TO BE DONE
Filter the records for lines holding the string "color".

** BEGIN DATA FOR THIS TASK **

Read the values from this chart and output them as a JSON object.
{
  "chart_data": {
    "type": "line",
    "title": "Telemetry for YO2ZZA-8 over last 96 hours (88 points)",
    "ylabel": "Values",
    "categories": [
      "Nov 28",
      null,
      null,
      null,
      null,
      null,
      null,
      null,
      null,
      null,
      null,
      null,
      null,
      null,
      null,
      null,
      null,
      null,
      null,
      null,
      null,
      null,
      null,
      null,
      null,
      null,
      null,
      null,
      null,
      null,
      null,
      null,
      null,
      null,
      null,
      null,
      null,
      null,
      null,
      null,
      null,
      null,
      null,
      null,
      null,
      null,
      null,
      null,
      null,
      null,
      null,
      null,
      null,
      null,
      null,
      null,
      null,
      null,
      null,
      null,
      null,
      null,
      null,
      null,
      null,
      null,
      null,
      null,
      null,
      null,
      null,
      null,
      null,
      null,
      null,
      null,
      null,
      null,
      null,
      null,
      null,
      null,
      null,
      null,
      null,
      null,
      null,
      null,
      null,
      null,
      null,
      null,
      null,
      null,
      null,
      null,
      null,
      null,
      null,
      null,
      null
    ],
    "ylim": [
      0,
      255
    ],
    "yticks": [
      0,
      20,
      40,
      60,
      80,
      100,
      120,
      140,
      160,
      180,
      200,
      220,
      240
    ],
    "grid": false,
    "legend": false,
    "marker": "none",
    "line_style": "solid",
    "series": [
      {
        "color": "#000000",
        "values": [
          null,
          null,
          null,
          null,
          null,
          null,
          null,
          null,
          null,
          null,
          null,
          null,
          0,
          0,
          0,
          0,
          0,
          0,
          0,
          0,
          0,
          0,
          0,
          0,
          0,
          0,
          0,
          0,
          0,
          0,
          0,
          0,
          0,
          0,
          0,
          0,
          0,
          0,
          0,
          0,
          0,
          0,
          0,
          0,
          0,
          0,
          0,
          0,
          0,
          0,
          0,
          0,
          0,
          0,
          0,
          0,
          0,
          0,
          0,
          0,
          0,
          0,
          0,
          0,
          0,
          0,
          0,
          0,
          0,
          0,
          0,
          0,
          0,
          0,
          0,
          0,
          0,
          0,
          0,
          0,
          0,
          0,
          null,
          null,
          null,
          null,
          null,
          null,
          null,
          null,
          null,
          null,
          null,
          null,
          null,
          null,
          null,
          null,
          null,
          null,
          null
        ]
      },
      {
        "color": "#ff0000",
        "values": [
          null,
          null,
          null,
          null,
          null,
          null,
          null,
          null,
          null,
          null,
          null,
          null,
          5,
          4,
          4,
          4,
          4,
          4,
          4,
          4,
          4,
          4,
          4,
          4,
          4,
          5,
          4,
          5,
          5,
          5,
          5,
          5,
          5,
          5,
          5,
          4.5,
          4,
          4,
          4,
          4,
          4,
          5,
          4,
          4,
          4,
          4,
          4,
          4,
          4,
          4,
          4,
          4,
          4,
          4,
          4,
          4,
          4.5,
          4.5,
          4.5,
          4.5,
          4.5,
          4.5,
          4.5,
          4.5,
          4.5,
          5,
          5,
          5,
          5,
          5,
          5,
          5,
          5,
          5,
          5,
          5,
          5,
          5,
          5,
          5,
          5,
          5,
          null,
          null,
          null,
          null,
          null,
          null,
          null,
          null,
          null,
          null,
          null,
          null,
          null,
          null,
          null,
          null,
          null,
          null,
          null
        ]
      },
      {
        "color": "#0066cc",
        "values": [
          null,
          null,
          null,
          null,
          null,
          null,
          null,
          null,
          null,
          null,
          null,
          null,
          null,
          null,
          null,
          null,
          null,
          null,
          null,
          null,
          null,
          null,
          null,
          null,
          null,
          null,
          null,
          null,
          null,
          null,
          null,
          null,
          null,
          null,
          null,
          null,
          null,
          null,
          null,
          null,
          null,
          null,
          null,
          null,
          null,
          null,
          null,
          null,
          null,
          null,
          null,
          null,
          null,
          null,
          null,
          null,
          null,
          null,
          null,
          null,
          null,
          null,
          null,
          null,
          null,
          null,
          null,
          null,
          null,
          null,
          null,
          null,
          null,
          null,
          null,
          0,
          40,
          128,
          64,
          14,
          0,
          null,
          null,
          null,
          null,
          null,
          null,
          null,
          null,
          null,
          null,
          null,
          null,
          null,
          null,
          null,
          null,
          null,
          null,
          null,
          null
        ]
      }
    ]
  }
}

** END DATA FOR THIS TASK **

RESULT
        "color": "#000000",
        "color": "#ff0000",
        "color": "#0066cc",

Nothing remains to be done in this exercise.